_THE PROBLEM_
Omit every picture and write out the rest of the records exactly.

--- Start ---

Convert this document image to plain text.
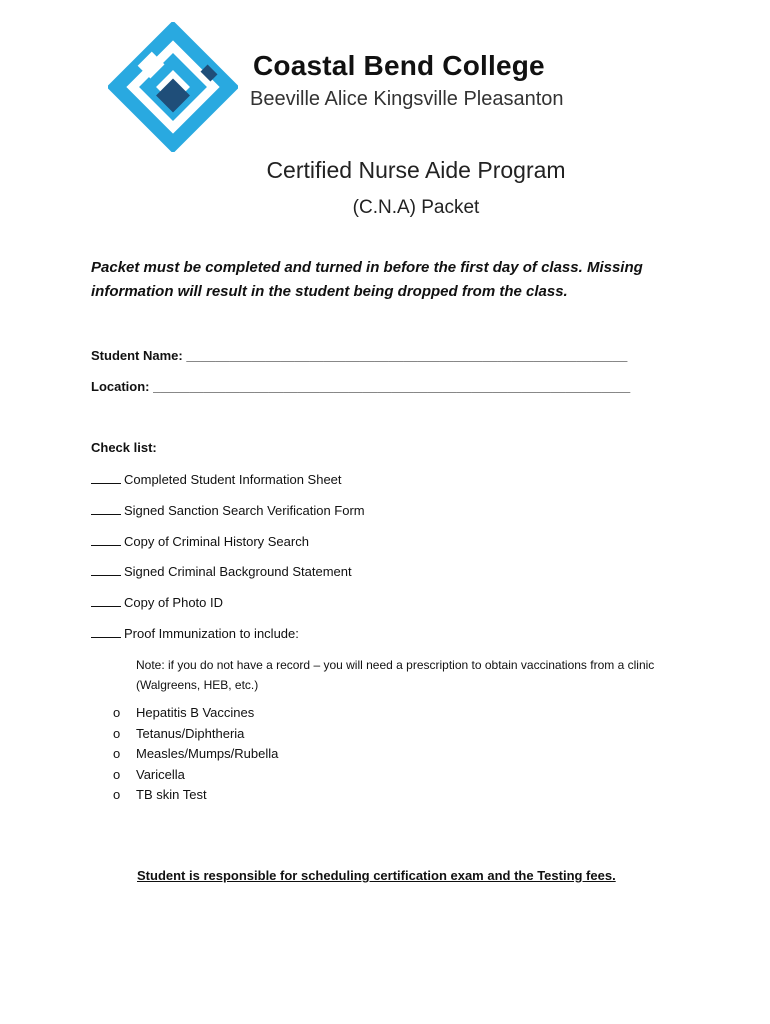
Coastal Bend College
Beeville Alice Kingsville Pleasanton
Certified Nurse Aide Program
(C.N.A) Packet
Packet must be completed and turned in before the first day of class. Missing information will result in the student being dropped from the class.
Student Name: _____________________________________________________________
Location: __________________________________________________________________
Check list:
Completed Student Information Sheet
Signed Sanction Search Verification Form
Copy of Criminal History Search
Signed Criminal Background Statement
Copy of Photo ID
Proof Immunization to include:
Note: if you do not have a record – you will need a prescription to obtain vaccinations from a clinic (Walgreens, HEB, etc.)
o Hepatitis B Vaccines
o Tetanus/Diphtheria
o Measles/Mumps/Rubella
o Varicella
o TB skin Test
Student is responsible for scheduling certification exam and the Testing fees.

--- End ---

_WRITTEN RESPONSE_
Convert this document image to plain text.
Coastal Bend College
Beeville Alice Kingsville Pleasanton
Certified Nurse Aide Program
(C.N.A) Packet
Packet must be completed and turned in before the first day of class. Missing information will result in the student being dropped from the class.
Student Name: _____________________________________________________________
Location: __________________________________________________________________
Check list:
Completed Student Information Sheet
Signed Sanction Search Verification Form
Copy of Criminal History Search
Signed Criminal Background Statement
Copy of Photo ID
Proof Immunization to include:
Note: if you do not have a record – you will need a prescription to obtain vaccinations from a clinic (Walgreens, HEB, etc.)
o Hepatitis B Vaccines
o Tetanus/Diphtheria
o Measles/Mumps/Rubella
o Varicella
o TB skin Test
Student is responsible for scheduling certification exam and the Testing fees.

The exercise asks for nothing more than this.